■ **List of tasks**
1. Translate this sentence from the text on USDA rural electric loans below into Spanish: "USDA's Rural Utilities Program services approximately 686 active electric borrowers in 47 states."
2. In the text on USDA rural electric loans below, list every action that USDA's financial assistance helps rural communities with extremely high energy costs take on their energy facilities.
3. From the text on USDA rural electric loans below, echo one passage word for word: begin at the words "Loans are made" and stop after the words "in 47 states.".

■ **Text section**

------------------------

Loans are made to corporations, states, territories and subdivisions and agencies, such as municipalities, people’s utility districts and cooperative, nonprofit, limited-dividend, or mutual associations that provide retail electric service needs to rural areas or supply the power needs of distribution borrowers in rural areas. USDA also provides financial assistance to rural communities with extremely high energy costs to acquire, construct, extend, upgrade and otherwise improve energy generation, transmission, or distribution facilities. USDA’s Rural Utilities Program services approximately 686 active electric borrowers in 47 states.

------------------------

■ **Entries provided**
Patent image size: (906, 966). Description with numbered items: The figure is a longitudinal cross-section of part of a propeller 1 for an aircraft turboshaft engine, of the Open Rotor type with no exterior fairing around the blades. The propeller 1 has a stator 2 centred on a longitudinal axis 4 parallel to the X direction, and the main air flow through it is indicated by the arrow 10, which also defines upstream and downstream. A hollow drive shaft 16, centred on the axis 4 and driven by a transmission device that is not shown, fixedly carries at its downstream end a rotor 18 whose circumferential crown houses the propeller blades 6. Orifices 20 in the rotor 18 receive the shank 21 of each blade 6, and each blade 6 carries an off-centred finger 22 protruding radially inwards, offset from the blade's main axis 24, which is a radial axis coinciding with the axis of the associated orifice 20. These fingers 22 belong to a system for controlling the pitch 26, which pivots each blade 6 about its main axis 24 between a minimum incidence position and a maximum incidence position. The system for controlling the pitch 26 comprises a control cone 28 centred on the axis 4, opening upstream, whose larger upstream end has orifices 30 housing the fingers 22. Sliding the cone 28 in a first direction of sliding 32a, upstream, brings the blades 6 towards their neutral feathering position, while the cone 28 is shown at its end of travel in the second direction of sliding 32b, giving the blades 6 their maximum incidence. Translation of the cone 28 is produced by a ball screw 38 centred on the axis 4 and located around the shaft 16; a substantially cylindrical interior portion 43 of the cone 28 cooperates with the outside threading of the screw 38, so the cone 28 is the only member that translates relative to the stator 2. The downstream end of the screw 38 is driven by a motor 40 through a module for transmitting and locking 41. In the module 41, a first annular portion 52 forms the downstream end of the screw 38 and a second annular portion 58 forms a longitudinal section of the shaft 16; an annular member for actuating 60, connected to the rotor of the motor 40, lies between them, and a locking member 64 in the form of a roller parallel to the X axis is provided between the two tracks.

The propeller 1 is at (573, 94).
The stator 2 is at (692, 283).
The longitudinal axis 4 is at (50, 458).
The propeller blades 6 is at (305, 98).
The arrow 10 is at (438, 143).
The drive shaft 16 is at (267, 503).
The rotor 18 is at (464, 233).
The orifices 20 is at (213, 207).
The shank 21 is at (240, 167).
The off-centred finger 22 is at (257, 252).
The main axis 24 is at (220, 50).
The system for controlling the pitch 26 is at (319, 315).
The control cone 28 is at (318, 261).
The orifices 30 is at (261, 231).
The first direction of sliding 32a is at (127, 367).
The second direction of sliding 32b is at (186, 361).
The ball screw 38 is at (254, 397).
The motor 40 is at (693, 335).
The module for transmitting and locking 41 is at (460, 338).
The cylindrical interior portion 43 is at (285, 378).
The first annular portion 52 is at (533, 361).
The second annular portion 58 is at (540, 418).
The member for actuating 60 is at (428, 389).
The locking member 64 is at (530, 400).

------------------------

■ **Responses to the exercise**
1. El Programa de Servicios Públicos Rurales del USDA atiende a aproximadamente 686 prestatarios eléctricos activos en 47 estados.

2.
acquire
construct
extend
upgrade
otherwise improve

3.
Loans are made to corporations, states, territories and subdivisions and agencies, such as municipalities, people’s utility districts and cooperative, nonprofit, limited-dividend, or mutual associations that provide retail electric service needs to rural areas or supply the power needs of distribution borrowers in rural areas. USDA also provides financial assistance to rural communities with extremely high energy costs to acquire, construct, extend, upgrade and otherwise improve energy generation, transmission, or distribution facilities. USDA’s Rural Utilities Program services approximately 686 active electric borrowers in 47 states.